Data listing =
══════

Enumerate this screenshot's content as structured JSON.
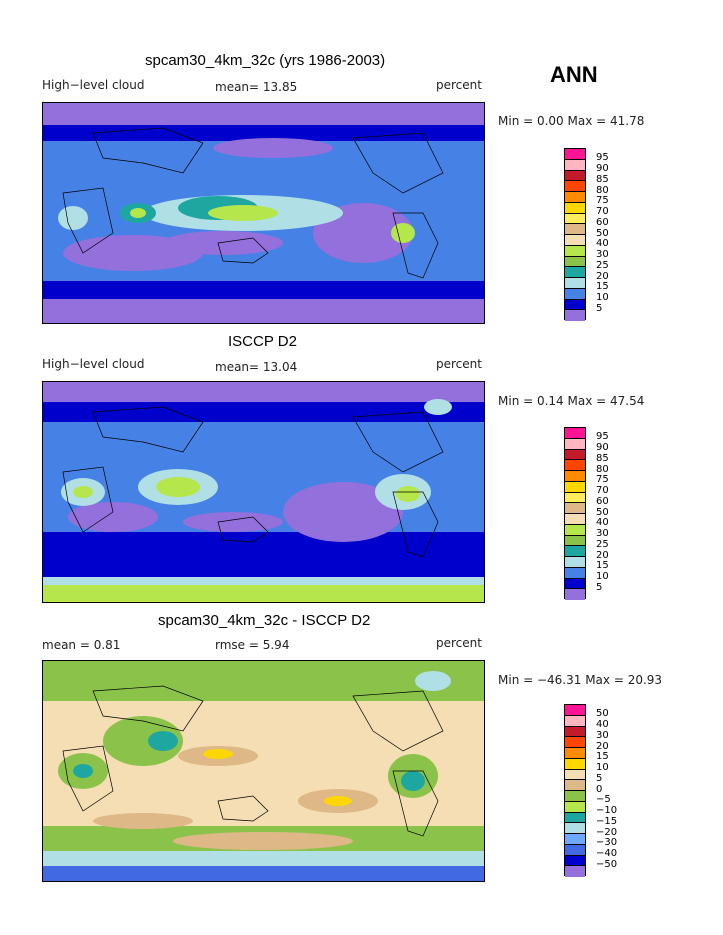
{
  "season": "ANN",
  "panels": [
    {
      "title": "spcam30_4km_32c (yrs 1986-2003)",
      "left": "High−level cloud",
      "center": "mean=   13.85",
      "right": "percent",
      "minmax": "Min =    0.00 Max =   41.78",
      "colorbar_labels": [
        "95",
        "90",
        "85",
        "80",
        "75",
        "70",
        "60",
        "50",
        "40",
        "30",
        "25",
        "20",
        "15",
        "10",
        "5"
      ],
      "colorbar_colors": [
        "#ff1493",
        "#ffb6c1",
        "#c21b2b",
        "#ff4500",
        "#ff8c00",
        "#ffd700",
        "#ffec5c",
        "#deb887",
        "#f5deb3",
        "#b5e64c",
        "#8bc34a",
        "#1ea7a0",
        "#b0e0e6",
        "#4682e6",
        "#0000cd",
        "#9370db"
      ]
    },
    {
      "title": "ISCCP D2",
      "left": "High−level cloud",
      "center": "mean=   13.04",
      "right": "percent",
      "minmax": "Min =    0.14 Max =   47.54",
      "colorbar_labels": [
        "95",
        "90",
        "85",
        "80",
        "75",
        "70",
        "60",
        "50",
        "40",
        "30",
        "25",
        "20",
        "15",
        "10",
        "5"
      ],
      "colorbar_colors": [
        "#ff1493",
        "#ffb6c1",
        "#c21b2b",
        "#ff4500",
        "#ff8c00",
        "#ffd700",
        "#ffec5c",
        "#deb887",
        "#f5deb3",
        "#b5e64c",
        "#8bc34a",
        "#1ea7a0",
        "#b0e0e6",
        "#4682e6",
        "#0000cd",
        "#9370db"
      ]
    },
    {
      "title": "spcam30_4km_32c - ISCCP D2",
      "left": "mean =    0.81",
      "center": "rmse =    5.94",
      "right": "percent",
      "minmax": "Min = −46.31 Max =   20.93",
      "colorbar_labels": [
        "50",
        "40",
        "30",
        "20",
        "15",
        "10",
        "5",
        "0",
        "−5",
        "−10",
        "−15",
        "−20",
        "−30",
        "−40",
        "−50"
      ],
      "colorbar_colors": [
        "#ff1493",
        "#ffb6c1",
        "#c21b2b",
        "#ff4500",
        "#ff8c00",
        "#ffd700",
        "#f5deb3",
        "#deb887",
        "#8bc34a",
        "#b5e64c",
        "#1ea7a0",
        "#b0e0e6",
        "#6fa8ff",
        "#4169e1",
        "#0000cd",
        "#9370db"
      ]
    }
  ],
  "map_colors": {
    "purple": "#9370db",
    "navy": "#0000cd",
    "blue": "#4682e6",
    "cyan": "#b0e0e6",
    "teal": "#1ea7a0",
    "green": "#b5e64c",
    "tan": "#deb887",
    "wheat": "#f5deb3",
    "olive": "#8bc34a",
    "yellow": "#ffd700"
  }
}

══════

From the listing above, return each line with the word "title".

      "title": "spcam30_4km_32c (yrs 1986-2003)",
      "title": "ISCCP D2",
      "title": "spcam30_4km_32c - ISCCP D2",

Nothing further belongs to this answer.